- **DIRECTIONS FOR THIS TASK**: Find the lines below that contain the string "type". Copy each one.

— Start DATA EXTRACT —

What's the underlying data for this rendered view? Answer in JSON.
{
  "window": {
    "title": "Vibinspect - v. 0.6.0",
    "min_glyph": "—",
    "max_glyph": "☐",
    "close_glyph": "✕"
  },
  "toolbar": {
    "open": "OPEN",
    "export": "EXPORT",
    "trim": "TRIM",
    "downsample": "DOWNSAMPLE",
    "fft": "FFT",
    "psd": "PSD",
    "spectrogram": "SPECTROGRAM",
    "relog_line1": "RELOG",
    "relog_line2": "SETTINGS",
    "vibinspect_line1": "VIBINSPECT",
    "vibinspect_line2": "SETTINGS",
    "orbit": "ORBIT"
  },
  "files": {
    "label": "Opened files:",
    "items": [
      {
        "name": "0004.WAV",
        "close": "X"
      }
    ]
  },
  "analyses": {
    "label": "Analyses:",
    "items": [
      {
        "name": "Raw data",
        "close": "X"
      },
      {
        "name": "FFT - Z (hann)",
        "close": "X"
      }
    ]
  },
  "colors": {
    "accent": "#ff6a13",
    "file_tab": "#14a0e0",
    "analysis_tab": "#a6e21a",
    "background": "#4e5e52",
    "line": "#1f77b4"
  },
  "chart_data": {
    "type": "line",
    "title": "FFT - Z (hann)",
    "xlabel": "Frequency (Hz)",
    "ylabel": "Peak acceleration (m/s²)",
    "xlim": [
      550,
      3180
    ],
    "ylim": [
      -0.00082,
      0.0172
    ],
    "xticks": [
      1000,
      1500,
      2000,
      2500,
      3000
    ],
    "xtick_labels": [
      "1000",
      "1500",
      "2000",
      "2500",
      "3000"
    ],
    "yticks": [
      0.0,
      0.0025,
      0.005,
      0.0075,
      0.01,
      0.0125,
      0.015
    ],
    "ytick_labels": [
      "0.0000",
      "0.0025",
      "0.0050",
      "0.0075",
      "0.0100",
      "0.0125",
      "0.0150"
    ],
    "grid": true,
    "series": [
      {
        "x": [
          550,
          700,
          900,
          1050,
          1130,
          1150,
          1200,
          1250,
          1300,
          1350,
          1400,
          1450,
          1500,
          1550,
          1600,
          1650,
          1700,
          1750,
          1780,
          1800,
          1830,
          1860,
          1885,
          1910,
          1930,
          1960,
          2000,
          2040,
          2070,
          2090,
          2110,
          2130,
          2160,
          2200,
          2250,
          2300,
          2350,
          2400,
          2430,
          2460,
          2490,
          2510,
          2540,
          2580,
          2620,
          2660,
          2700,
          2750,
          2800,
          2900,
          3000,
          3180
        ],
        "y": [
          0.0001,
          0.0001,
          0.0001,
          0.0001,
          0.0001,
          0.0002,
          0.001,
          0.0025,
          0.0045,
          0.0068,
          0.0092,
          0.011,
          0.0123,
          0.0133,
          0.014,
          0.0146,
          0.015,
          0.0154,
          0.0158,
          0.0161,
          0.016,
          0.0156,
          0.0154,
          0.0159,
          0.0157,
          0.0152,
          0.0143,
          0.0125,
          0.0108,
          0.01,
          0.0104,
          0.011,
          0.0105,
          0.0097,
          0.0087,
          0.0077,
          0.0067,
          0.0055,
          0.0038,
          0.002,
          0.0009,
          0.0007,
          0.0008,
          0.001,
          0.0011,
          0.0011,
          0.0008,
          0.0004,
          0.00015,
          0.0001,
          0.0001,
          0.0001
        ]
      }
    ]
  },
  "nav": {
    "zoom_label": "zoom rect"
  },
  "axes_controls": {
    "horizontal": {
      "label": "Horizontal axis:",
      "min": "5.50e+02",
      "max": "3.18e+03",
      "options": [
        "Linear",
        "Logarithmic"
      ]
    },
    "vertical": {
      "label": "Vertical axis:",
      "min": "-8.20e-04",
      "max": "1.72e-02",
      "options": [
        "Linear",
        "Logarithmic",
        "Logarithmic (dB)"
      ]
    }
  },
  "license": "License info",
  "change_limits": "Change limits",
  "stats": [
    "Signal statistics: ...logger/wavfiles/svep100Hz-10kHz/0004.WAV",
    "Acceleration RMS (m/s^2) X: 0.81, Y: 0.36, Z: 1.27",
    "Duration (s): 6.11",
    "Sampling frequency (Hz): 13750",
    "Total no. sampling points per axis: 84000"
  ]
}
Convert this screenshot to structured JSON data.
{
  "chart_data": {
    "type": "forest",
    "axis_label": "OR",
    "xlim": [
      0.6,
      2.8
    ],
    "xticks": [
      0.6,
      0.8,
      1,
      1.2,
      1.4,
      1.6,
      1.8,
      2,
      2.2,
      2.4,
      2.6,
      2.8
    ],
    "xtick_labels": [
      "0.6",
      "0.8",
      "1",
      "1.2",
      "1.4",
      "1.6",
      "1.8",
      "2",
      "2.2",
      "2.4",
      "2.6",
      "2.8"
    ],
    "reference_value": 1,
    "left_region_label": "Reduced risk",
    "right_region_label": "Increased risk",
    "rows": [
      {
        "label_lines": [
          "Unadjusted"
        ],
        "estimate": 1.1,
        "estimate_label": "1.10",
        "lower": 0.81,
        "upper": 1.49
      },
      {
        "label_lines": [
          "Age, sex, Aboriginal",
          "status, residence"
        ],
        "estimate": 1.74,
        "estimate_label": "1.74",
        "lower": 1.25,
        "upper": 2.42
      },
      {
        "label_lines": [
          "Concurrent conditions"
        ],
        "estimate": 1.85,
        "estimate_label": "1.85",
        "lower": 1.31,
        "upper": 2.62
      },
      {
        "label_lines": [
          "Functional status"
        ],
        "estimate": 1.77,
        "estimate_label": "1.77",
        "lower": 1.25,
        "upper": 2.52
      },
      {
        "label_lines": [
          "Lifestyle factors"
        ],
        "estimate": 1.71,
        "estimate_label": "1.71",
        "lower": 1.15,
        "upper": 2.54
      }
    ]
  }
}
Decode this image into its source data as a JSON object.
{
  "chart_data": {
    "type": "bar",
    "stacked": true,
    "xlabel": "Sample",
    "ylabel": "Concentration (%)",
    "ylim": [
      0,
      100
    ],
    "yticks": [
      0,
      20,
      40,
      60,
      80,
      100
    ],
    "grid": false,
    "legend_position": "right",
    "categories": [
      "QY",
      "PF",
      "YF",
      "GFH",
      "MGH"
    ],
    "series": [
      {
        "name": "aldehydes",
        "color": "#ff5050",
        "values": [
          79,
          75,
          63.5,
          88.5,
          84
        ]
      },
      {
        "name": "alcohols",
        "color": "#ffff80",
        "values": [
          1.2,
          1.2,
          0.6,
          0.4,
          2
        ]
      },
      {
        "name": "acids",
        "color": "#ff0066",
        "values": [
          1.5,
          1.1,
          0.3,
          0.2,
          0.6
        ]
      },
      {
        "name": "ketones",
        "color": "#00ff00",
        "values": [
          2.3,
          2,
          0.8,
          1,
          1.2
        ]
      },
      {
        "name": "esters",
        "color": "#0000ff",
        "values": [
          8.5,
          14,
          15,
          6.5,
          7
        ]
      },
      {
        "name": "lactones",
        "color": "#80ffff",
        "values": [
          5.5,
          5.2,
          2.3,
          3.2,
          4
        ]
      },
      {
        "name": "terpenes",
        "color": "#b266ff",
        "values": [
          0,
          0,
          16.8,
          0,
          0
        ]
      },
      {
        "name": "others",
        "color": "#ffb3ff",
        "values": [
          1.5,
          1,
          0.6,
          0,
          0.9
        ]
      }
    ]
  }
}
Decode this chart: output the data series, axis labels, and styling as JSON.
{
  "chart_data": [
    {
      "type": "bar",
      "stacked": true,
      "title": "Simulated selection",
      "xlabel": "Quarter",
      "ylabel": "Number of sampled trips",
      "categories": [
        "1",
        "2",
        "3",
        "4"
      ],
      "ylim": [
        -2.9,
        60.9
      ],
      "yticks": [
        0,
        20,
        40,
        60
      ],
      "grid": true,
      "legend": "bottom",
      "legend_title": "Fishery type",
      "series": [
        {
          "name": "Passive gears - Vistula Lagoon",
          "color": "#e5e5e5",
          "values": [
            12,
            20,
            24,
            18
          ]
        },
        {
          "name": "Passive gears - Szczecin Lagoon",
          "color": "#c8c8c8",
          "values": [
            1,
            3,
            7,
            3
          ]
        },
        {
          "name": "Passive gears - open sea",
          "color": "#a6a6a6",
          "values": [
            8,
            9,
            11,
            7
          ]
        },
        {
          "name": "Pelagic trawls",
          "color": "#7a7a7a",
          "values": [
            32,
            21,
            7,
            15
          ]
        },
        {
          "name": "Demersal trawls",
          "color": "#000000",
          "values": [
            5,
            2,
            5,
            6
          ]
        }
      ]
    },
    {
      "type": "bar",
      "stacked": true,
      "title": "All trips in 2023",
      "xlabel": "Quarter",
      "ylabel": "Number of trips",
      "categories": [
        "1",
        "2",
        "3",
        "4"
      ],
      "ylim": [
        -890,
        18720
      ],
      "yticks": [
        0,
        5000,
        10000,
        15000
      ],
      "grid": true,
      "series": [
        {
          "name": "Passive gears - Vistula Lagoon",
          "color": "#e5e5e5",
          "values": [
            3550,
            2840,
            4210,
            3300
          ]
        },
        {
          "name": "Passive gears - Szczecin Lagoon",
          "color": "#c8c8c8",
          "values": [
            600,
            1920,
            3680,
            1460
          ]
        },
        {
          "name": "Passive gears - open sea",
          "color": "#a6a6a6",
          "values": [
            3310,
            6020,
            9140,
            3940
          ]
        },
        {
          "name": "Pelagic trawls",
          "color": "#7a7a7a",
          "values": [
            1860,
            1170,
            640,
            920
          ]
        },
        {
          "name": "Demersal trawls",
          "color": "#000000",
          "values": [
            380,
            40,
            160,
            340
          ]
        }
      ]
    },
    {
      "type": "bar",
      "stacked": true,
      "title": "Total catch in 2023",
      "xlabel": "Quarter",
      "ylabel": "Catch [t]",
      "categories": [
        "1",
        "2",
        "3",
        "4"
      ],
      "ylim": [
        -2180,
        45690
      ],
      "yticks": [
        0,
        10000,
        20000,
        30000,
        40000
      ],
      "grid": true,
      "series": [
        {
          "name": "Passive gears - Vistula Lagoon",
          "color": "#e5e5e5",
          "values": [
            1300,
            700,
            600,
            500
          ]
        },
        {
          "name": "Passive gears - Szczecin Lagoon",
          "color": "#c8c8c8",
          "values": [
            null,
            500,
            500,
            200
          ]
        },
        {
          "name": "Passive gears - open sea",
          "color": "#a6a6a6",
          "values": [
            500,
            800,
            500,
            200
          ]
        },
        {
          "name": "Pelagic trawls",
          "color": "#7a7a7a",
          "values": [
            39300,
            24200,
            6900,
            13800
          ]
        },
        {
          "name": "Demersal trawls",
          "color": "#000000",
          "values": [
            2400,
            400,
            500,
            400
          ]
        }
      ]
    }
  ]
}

— End DATA EXTRACT —

- **TASK OUTPUT**:
    "type": "line",
    "type": "forest",
    "type": "bar",
      "type": "bar",
      "legend_title": "Fishery type",
      "type": "bar",
      "type": "bar",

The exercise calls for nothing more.